TESTO DA LEGGERE:
● ● ● ●
Andando nel dettaglio l’Istat sembra confermare un aumento dello +0,7% relativamente all’inflazione di fondo, ossia la misura che tiene conto delle componenti variabili come energia e alimentari freschi. Come abbiamo appena accennato ad inizio articolo, sono le famiglie con meno capacità di spesa a soffrire maggiormente l’aumento dei prezzi rispetto alle famiglie con con più potere d’acquisto. La differenza di percentuale è minima; 1,4% per i primi e 1,3% per i secondi. In particolare, a risentirne sono i prezzi degli alimenti non lavorati come (carne, pesce, frutta e verdura fresche) ma anche i carburanti, l’energia e il costo dei trasporti, più incisivo per le famiglie abbienti.

L’Istat spiega anche i motivi dei rialzi, “riconducibili sia all’accelerazione della crescita dei prezzi degli Alimentari non lavorati sia all’inversione della tendenza dei prezzi dei prodotti dell‘Energia”. A farne le spese, insomma, quei prodotti che vengono maggiormente acquistati definiti ad alta frequenza di acquisto: generi alimentari, i trasporti urbani, bevande alcoliche e analcoliche, tabacchi, giornali e i periodici, le spese per l’affitto, i beni non durevoli per la casa, i servizi per la pulizia e manutenzione della casa, i carburanti, i servizi di ristorazione e le spese di assistenza.
● ● ● ●
MATERIALE:
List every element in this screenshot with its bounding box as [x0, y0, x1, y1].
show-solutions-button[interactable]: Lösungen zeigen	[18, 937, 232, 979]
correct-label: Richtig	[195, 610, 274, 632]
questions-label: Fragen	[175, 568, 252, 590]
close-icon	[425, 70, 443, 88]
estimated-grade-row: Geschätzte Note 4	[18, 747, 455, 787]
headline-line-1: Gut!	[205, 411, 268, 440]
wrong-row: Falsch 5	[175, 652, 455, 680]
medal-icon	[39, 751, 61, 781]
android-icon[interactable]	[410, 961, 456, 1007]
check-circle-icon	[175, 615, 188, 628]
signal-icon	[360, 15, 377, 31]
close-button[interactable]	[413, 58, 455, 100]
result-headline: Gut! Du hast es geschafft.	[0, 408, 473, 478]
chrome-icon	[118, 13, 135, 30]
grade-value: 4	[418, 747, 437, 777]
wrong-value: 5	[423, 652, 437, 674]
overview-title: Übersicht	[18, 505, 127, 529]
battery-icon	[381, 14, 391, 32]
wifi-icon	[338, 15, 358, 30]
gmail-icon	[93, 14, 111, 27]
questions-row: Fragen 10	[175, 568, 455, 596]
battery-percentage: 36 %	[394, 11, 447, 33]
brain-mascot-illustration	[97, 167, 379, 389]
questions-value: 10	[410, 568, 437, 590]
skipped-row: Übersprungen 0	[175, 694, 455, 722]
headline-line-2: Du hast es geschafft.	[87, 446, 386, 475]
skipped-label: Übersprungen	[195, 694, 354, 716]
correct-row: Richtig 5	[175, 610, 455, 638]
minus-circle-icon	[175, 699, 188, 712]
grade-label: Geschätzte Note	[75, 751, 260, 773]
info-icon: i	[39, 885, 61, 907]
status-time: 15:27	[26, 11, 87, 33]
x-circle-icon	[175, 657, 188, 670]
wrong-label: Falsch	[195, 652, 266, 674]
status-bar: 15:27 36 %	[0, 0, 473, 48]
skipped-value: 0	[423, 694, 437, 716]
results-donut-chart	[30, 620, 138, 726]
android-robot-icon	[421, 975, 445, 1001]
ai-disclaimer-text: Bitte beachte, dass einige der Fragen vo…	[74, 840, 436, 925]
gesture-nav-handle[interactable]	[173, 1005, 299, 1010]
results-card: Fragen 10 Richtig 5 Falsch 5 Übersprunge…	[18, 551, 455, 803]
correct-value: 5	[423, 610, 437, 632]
● ● ● ●
COMPITI DA SVOLGERE:
**A.** Traduci in inglese questa frase del testo sui rincari: "La differenza di percentuale è minima; 1,4% per i primi e 1,3% per i secondi."
**B.** Prosegui il testo sull'aumento dei prezzi rilevato dall'Istat, partendo dopo la sua ultima frase.

LE TUE RISPOSTE:
**A.** The percentage difference is minimal; 1.4% for the former and 1.3% for the latter.

**B.**
Su base annua, i rincari maggiori dei prezzi sono riferiti a trasporti, acqua, elettricità, prodotti alimentari, costi per l’abitazione, servizi ricettivi e di ristorazione.  

L’impatto è forte per le famiglie come sostiene Massimiliano Dona, presidente dell’Unione Nazionale Consumatori: “Per una coppia con due figli significa avere avuto nel 2017 una maggior spesa annua complessiva di 469 euro, 116 dei quali se ne sono andati per il solo carrello della spesa e 265 per i beni a maggior frequenza di acquisto, mentre per l’inesistente famiglia tipo Istat da 2,4 componenti, l’incremento dei prezzi dell’1,2% si traduce, in termini di aumento del costo della vita, in 364 euro in più nei dodici mesi, 90 per la spesa di tutti i giorni e 206 per i prodotti acquistati con più frequenza”.